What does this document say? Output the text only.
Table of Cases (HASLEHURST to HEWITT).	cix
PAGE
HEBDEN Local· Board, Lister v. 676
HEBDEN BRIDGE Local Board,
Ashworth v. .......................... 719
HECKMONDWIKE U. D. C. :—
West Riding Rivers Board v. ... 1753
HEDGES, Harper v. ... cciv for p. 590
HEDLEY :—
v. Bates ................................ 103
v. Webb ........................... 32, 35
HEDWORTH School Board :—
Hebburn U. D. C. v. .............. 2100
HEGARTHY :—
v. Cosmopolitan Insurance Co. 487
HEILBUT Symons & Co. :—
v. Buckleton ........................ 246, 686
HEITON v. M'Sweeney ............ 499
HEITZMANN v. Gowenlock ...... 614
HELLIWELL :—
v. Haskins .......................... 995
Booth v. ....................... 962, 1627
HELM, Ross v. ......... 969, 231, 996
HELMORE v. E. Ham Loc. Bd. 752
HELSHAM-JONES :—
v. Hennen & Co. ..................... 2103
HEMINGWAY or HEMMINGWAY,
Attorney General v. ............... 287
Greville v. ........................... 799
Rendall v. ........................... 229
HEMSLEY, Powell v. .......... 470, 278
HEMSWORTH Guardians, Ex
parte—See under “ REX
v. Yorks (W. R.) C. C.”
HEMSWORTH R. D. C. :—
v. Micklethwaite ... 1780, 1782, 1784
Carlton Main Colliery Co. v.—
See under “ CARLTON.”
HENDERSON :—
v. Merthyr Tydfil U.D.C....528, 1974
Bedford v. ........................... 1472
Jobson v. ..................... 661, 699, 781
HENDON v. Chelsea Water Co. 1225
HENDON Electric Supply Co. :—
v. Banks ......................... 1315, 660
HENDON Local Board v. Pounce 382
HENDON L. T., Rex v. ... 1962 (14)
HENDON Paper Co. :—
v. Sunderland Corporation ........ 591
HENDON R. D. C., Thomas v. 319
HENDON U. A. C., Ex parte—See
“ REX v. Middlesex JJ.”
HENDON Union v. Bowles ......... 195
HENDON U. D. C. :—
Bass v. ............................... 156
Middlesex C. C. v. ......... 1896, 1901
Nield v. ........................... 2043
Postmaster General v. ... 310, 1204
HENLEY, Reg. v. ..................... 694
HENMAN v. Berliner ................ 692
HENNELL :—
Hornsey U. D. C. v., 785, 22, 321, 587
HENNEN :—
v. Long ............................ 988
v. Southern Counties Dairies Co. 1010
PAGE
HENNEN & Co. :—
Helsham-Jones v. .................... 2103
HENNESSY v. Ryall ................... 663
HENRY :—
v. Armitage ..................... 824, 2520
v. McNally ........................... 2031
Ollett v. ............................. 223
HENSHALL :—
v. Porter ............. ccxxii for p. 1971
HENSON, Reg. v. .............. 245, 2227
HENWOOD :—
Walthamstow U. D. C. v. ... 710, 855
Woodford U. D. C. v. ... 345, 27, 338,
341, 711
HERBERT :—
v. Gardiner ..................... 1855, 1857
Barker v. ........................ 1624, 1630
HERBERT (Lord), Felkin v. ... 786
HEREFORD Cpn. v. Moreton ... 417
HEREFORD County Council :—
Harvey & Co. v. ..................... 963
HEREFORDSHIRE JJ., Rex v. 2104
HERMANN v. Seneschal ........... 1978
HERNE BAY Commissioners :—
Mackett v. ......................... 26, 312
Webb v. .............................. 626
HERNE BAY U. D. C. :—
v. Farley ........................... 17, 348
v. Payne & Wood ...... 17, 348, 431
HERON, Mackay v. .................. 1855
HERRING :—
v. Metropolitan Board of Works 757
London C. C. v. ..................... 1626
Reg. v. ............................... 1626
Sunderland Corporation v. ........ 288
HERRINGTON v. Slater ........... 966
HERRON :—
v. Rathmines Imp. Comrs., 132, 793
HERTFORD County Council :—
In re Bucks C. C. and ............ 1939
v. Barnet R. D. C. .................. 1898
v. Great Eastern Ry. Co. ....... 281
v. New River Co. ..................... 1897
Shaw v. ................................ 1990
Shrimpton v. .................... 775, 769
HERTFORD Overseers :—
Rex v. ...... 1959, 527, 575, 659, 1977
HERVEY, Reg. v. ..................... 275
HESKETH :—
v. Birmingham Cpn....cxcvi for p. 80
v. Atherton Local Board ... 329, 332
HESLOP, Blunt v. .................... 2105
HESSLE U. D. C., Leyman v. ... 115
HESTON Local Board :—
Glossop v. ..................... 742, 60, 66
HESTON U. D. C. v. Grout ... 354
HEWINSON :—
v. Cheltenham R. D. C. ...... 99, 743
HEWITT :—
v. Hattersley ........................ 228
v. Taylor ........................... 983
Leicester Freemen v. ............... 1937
****************
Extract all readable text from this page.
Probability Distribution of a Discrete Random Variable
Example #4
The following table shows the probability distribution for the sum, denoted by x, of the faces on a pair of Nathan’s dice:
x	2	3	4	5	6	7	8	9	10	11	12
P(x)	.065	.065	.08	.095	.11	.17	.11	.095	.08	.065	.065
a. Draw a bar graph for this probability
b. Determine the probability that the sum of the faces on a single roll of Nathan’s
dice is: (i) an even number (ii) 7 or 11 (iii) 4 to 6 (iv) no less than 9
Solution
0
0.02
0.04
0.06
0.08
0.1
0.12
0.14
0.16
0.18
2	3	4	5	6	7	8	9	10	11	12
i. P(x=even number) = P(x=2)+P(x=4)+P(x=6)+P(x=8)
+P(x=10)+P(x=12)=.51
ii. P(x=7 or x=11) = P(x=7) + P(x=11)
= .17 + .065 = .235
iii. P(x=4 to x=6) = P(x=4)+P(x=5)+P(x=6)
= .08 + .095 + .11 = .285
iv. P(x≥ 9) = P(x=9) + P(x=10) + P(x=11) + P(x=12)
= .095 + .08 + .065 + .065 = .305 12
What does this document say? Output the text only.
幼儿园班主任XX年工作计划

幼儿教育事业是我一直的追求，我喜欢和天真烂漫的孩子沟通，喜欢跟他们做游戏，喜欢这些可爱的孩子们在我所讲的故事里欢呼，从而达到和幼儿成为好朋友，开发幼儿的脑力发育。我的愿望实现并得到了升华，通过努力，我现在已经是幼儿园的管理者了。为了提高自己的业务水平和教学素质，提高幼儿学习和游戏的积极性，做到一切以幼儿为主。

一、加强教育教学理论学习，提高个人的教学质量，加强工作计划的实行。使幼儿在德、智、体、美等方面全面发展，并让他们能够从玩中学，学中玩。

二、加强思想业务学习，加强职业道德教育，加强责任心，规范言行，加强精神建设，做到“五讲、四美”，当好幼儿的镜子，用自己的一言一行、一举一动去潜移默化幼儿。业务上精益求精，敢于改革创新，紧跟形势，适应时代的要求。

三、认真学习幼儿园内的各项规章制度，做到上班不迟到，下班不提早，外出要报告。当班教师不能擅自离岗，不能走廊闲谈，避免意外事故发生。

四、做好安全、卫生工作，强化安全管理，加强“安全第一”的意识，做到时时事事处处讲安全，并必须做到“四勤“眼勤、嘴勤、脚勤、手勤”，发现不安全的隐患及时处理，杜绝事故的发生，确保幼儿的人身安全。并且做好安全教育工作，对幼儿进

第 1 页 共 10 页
****************
OBJECTIVE: Where a line holds "number", copy that line.

OUTPUT OF THE TASK:
dice is: (i) an even number (ii) 7 or 11 (iii) 4 to 6 (iv) no less than 9
i. P(x=even number) = P(x=2)+P(x=4)+P(x=6)+P(x=8)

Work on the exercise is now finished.